**Listed records:**
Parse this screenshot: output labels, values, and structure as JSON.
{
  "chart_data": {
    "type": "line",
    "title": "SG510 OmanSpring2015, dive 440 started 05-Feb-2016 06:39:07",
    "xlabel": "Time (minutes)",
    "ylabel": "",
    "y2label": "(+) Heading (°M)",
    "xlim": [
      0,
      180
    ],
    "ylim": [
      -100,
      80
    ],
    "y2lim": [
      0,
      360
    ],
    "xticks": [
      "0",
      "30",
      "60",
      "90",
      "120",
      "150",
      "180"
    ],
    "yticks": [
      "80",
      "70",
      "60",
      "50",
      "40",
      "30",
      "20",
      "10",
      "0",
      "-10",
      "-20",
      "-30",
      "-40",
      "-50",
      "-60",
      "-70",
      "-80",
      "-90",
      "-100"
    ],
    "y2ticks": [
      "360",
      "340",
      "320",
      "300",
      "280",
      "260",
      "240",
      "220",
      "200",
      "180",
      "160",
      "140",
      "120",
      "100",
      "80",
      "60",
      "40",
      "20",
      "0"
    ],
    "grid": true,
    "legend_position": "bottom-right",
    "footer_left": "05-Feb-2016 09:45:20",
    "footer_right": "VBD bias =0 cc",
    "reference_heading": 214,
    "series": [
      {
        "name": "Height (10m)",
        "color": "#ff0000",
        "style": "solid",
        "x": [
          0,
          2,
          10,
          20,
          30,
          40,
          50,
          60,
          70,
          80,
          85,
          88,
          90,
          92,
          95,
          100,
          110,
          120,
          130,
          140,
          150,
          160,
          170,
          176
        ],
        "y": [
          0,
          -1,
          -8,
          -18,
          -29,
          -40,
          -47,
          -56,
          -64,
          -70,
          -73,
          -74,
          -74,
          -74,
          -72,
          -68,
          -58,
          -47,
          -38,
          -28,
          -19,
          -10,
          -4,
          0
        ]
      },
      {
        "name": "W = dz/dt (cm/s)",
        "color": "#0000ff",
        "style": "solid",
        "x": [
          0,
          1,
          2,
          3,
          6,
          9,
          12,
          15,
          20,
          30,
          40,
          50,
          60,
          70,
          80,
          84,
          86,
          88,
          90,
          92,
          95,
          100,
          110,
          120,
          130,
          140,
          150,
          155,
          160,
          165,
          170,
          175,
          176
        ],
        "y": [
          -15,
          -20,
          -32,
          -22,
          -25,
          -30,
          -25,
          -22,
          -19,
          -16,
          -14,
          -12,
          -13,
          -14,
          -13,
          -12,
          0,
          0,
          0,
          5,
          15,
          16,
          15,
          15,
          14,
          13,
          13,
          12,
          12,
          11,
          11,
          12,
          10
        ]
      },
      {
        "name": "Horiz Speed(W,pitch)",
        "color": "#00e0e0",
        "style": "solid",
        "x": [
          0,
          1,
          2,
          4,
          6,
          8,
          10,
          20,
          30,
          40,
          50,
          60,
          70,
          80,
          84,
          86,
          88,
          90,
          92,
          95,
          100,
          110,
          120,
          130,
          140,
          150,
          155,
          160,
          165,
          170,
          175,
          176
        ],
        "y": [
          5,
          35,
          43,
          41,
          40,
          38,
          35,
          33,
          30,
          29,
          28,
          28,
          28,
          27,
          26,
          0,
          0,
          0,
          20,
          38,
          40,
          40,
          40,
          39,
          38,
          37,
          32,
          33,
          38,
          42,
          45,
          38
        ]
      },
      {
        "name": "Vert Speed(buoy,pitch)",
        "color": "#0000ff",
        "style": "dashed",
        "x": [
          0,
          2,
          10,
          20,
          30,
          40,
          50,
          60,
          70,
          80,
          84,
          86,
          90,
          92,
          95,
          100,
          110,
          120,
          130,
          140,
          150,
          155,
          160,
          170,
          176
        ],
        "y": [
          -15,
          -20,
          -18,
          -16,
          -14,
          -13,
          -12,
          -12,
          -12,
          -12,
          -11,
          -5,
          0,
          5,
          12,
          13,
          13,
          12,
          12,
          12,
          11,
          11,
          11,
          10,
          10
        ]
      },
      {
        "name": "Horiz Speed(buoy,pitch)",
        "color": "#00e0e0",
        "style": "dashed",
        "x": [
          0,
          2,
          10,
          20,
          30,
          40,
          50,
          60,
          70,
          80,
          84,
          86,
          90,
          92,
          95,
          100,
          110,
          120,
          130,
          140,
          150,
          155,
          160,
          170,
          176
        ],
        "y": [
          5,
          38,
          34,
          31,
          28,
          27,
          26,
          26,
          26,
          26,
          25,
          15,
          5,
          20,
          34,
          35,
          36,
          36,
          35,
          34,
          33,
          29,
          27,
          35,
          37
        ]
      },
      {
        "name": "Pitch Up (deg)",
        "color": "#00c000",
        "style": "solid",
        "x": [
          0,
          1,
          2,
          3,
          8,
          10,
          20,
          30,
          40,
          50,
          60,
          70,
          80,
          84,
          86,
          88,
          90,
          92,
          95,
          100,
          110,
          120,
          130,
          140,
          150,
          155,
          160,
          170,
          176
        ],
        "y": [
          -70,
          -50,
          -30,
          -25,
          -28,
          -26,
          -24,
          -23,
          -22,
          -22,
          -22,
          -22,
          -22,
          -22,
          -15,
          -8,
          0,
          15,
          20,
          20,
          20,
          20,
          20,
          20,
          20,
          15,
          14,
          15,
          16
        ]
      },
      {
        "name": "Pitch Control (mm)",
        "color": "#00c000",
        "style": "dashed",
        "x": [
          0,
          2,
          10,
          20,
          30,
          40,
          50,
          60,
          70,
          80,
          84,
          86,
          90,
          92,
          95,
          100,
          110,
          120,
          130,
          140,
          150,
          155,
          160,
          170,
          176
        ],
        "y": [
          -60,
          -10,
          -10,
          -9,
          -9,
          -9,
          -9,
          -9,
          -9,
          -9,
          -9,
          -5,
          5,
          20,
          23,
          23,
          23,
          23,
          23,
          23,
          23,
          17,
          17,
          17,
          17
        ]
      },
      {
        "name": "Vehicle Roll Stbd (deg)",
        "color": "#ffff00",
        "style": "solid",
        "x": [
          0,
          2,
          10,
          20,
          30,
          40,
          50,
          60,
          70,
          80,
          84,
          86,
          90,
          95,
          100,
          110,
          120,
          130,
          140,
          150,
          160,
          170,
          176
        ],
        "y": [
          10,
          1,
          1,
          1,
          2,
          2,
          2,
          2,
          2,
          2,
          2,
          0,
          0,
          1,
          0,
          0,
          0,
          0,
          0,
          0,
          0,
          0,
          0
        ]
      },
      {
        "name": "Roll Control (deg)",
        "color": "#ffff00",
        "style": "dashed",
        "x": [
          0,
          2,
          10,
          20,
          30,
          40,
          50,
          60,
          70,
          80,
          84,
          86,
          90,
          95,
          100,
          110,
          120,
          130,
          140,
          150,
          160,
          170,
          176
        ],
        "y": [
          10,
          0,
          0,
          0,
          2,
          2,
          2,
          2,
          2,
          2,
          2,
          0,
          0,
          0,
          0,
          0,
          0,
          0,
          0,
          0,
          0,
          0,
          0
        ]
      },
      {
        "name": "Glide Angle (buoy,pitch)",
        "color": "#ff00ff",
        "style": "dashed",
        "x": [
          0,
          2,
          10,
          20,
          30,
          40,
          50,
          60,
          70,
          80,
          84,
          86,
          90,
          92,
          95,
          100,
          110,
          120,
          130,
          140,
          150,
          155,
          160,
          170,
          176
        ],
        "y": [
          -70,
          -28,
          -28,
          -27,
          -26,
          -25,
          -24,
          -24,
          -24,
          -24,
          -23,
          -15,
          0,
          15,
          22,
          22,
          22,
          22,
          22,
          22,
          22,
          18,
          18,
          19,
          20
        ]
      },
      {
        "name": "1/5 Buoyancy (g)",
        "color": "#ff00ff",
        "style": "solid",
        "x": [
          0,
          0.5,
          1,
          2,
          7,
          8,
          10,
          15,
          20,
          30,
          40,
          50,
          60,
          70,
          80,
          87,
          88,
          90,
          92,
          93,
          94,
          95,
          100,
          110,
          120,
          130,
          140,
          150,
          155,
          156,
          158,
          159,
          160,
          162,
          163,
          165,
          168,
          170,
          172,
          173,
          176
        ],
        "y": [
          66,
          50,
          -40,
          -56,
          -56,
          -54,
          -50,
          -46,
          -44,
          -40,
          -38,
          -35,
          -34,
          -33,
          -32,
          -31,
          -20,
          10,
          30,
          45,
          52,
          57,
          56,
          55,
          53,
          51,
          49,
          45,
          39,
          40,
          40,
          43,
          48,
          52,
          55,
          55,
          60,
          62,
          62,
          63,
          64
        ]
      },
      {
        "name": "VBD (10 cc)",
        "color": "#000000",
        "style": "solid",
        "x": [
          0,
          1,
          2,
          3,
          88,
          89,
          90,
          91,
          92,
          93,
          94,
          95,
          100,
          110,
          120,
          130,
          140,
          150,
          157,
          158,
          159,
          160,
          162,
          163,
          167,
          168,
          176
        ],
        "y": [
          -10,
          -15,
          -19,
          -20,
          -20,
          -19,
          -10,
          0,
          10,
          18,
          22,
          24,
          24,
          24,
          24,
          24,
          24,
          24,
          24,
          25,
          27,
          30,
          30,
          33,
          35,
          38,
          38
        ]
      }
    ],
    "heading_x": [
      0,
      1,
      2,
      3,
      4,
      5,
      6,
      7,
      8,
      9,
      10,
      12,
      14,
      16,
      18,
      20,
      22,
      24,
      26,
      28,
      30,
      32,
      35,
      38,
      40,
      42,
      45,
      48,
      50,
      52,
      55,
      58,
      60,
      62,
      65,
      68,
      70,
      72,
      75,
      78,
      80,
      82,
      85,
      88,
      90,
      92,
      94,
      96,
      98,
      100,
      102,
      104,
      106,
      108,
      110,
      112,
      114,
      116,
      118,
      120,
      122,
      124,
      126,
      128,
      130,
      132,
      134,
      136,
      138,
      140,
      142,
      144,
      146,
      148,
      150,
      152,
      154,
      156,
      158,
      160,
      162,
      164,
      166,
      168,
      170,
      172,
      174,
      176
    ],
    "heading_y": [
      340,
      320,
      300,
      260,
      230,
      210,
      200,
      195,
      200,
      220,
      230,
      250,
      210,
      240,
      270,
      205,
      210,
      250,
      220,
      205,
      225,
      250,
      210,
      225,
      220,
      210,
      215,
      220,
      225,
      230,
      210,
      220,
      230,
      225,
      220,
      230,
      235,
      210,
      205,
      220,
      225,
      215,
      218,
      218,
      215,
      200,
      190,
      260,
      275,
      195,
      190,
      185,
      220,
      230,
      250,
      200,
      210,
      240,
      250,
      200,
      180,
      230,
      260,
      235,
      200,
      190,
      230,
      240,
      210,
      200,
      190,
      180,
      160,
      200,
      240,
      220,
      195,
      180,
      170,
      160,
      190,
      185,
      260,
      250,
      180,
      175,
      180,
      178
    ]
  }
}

**Aim of the exercise:** Show every line from the entries above in which "name" appears.

**Solved problem:**
        "name": "Height (10m)",
        "name": "W = dz/dt (cm/s)",
        "name": "Horiz Speed(W,pitch)",
        "name": "Vert Speed(buoy,pitch)",
        "name": "Horiz Speed(buoy,pitch)",
        "name": "Pitch Up (deg)",
        "name": "Pitch Control (mm)",
        "name": "Vehicle Roll Stbd (deg)",
        "name": "Roll Control (deg)",
        "name": "Glide Angle (buoy,pitch)",
        "name": "1/5 Buoyancy (g)",
        "name": "VBD (10 cc)",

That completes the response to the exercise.